*** Material to process
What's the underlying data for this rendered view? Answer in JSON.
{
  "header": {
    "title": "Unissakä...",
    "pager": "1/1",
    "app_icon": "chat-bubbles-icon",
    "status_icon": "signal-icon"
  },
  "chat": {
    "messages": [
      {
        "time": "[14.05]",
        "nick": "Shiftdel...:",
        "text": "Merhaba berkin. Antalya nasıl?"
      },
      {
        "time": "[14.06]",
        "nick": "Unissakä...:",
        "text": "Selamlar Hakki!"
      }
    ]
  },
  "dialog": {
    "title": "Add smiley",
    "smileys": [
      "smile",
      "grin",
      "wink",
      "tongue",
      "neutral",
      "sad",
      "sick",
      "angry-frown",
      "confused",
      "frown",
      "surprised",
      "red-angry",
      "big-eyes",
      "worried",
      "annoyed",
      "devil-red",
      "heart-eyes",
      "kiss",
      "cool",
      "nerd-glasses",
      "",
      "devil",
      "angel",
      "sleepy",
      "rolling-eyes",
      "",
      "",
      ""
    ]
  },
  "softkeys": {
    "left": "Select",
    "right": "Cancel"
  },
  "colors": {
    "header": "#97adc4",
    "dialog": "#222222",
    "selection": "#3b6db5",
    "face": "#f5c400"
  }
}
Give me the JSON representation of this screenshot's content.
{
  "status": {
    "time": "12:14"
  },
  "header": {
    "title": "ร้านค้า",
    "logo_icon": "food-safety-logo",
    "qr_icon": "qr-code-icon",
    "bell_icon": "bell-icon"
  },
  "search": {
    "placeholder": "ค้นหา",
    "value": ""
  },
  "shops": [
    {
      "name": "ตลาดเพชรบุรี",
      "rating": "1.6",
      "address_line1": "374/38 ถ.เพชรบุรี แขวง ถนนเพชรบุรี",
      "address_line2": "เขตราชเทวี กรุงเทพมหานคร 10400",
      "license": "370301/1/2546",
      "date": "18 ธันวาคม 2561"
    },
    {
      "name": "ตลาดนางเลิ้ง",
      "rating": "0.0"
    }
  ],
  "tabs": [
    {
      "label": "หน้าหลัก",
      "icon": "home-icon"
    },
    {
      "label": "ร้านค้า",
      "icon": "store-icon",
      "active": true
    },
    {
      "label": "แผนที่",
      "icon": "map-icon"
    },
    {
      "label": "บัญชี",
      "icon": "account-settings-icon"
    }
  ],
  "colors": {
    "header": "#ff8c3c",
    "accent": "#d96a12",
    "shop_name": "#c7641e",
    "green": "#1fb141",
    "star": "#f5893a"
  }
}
******
Repeat exactly, and only, the lines of the records above, starting with the line that contains "Give me the" and ending with the final line, both included.

◆ **Expected output**:
Give me the JSON representation of this screenshot's content.
{
  "status": {
    "time": "12:14"
  },
  "header": {
    "title": "ร้านค้า",
    "logo_icon": "food-safety-logo",
    "qr_icon": "qr-code-icon",
    "bell_icon": "bell-icon"
  },
  "search": {
    "placeholder": "ค้นหา",
    "value": ""
  },
  "shops": [
    {
      "name": "ตลาดเพชรบุรี",
      "rating": "1.6",
      "address_line1": "374/38 ถ.เพชรบุรี แขวง ถนนเพชรบุรี",
      "address_line2": "เขตราชเทวี กรุงเทพมหานคร 10400",
      "license": "370301/1/2546",
      "date": "18 ธันวาคม 2561"
    },
    {
      "name": "ตลาดนางเลิ้ง",
      "rating": "0.0"
    }
  ],
  "tabs": [
    {
      "label": "หน้าหลัก",
      "icon": "home-icon"
    },
    {
      "label": "ร้านค้า",
      "icon": "store-icon",
      "active": true
    },
    {
      "label": "แผนที่",
      "icon": "map-icon"
    },
    {
      "label": "บัญชี",
      "icon": "account-settings-icon"
    }
  ],
  "colors": {
    "header": "#ff8c3c",
    "accent": "#d96a12",
    "shop_name": "#c7641e",
    "green": "#1fb141",
    "star": "#f5893a"
  }
}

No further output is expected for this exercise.